Are you able to retype all the records below exactly?
•••
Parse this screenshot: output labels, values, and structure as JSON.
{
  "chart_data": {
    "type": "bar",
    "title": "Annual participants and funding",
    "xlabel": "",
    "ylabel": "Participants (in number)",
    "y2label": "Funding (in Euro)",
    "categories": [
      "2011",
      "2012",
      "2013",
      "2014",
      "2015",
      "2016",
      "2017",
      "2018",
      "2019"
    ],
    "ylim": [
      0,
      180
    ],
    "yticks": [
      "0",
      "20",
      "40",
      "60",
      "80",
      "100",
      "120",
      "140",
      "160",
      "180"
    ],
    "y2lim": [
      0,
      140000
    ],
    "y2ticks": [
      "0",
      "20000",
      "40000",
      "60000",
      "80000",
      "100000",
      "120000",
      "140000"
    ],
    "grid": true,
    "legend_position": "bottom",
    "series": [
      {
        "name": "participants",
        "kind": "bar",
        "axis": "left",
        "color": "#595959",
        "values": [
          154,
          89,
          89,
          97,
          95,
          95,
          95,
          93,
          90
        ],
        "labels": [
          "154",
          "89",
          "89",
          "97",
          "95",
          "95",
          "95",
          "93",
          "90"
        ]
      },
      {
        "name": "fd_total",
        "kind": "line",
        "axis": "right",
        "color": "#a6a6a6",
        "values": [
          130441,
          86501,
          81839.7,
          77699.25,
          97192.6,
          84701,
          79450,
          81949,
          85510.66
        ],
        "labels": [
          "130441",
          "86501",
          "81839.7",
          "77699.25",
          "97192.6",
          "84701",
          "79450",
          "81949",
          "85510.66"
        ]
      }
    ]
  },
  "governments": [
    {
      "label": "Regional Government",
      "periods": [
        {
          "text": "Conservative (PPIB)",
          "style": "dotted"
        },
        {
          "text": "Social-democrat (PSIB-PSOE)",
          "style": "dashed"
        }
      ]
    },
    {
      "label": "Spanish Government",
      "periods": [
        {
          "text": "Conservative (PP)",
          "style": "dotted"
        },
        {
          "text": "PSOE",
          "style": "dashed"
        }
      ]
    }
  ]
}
•••
__ANSWER BELOW__:
Parse this screenshot: output labels, values, and structure as JSON.
{
  "chart_data": {
    "type": "bar",
    "title": "Annual participants and funding",
    "xlabel": "",
    "ylabel": "Participants (in number)",
    "y2label": "Funding (in Euro)",
    "categories": [
      "2011",
      "2012",
      "2013",
      "2014",
      "2015",
      "2016",
      "2017",
      "2018",
      "2019"
    ],
    "ylim": [
      0,
      180
    ],
    "yticks": [
      "0",
      "20",
      "40",
      "60",
      "80",
      "100",
      "120",
      "140",
      "160",
      "180"
    ],
    "y2lim": [
      0,
      140000
    ],
    "y2ticks": [
      "0",
      "20000",
      "40000",
      "60000",
      "80000",
      "100000",
      "120000",
      "140000"
    ],
    "grid": true,
    "legend_position": "bottom",
    "series": [
      {
        "name": "participants",
        "kind": "bar",
        "axis": "left",
        "color": "#595959",
        "values": [
          154,
          89,
          89,
          97,
          95,
          95,
          95,
          93,
          90
        ],
        "labels": [
          "154",
          "89",
          "89",
          "97",
          "95",
          "95",
          "95",
          "93",
          "90"
        ]
      },
      {
        "name": "fd_total",
        "kind": "line",
        "axis": "right",
        "color": "#a6a6a6",
        "values": [
          130441,
          86501,
          81839.7,
          77699.25,
          97192.6,
          84701,
          79450,
          81949,
          85510.66
        ],
        "labels": [
          "130441",
          "86501",
          "81839.7",
          "77699.25",
          "97192.6",
          "84701",
          "79450",
          "81949",
          "85510.66"
        ]
      }
    ]
  },
  "governments": [
    {
      "label": "Regional Government",
      "periods": [
        {
          "text": "Conservative (PPIB)",
          "style": "dotted"
        },
        {
          "text": "Social-democrat (PSIB-PSOE)",
          "style": "dashed"
        }
      ]
    },
    {
      "label": "Spanish Government",
      "periods": [
        {
          "text": "Conservative (PP)",
          "style": "dotted"
        },
        {
          "text": "PSOE",
          "style": "dashed"
        }
      ]
    }
  ]
}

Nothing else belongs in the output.